◆ WRITTEN INSTRUCTION ◆
How many lines in this material include the string "prix"? Answer with the number and nothing further.

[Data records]

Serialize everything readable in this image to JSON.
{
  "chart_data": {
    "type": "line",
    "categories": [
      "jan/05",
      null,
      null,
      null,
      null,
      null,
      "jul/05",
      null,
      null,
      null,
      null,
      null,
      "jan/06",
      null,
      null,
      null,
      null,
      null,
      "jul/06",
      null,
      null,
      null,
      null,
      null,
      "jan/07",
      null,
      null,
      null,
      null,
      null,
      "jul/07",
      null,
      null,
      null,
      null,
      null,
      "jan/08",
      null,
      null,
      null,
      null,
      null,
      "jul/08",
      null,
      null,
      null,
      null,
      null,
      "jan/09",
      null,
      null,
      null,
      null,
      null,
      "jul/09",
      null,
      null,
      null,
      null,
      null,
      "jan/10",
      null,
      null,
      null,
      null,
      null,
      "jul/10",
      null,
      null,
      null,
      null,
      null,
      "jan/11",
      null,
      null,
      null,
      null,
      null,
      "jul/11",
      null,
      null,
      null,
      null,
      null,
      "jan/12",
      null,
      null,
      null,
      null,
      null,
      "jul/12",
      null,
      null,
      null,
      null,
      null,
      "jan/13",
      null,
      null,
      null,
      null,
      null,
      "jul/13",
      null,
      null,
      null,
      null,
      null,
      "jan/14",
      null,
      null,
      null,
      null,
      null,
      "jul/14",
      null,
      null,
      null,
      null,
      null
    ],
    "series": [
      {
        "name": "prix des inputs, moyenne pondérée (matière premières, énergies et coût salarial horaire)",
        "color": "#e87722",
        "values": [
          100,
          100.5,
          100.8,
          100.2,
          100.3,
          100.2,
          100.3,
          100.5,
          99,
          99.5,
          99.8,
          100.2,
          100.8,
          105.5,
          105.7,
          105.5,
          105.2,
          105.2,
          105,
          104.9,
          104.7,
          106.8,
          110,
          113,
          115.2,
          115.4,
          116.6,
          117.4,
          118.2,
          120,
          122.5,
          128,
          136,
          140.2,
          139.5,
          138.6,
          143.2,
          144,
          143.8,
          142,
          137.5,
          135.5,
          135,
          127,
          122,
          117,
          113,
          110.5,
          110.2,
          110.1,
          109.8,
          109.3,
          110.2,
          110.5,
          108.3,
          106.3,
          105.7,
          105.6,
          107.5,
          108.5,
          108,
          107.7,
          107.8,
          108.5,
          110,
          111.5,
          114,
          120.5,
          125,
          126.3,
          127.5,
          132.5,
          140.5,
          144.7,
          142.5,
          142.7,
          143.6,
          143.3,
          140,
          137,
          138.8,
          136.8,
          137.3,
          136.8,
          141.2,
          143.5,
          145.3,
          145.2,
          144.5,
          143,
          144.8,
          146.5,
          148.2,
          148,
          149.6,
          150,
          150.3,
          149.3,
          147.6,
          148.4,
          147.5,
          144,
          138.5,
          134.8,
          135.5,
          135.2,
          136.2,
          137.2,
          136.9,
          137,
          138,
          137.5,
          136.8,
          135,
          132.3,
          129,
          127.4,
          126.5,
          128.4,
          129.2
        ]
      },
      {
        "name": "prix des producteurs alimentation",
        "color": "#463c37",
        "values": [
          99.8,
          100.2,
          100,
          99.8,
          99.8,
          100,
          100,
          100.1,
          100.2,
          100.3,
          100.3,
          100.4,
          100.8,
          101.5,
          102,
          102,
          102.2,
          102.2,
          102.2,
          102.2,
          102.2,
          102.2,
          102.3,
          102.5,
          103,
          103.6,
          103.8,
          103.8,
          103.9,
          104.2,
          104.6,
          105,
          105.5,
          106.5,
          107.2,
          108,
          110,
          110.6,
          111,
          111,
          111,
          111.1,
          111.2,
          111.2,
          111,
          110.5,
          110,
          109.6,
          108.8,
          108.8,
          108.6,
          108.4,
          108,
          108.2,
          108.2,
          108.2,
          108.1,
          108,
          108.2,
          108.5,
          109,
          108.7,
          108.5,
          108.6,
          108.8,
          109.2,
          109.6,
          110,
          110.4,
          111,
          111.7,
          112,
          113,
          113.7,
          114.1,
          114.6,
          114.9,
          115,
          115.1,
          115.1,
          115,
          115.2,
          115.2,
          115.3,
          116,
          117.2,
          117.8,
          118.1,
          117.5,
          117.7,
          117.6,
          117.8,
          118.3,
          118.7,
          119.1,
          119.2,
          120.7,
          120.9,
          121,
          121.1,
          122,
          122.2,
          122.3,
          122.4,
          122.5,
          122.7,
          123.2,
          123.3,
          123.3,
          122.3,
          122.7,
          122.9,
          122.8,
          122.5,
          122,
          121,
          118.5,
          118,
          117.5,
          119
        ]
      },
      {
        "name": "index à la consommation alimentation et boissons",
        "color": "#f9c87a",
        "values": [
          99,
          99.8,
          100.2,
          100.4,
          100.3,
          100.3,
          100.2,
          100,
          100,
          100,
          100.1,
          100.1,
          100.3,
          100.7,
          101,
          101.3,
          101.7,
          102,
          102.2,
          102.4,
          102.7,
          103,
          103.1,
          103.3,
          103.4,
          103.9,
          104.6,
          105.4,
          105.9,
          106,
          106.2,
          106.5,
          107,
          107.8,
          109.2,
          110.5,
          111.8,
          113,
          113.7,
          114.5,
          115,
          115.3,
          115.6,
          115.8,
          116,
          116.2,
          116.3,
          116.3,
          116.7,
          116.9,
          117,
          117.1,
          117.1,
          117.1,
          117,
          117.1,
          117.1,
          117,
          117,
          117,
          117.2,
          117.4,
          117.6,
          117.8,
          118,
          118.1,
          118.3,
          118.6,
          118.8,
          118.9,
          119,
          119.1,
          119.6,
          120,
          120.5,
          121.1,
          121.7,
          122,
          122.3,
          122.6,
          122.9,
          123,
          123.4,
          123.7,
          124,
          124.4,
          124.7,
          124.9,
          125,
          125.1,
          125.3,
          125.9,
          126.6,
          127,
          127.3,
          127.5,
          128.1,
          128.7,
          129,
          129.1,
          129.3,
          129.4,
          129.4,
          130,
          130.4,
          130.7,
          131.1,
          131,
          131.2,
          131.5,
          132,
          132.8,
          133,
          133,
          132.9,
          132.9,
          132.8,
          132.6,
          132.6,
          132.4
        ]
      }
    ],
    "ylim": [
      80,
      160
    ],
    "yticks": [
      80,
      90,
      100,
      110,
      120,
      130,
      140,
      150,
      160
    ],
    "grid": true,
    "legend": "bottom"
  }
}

◆ OUTPUT BELOW ◆
2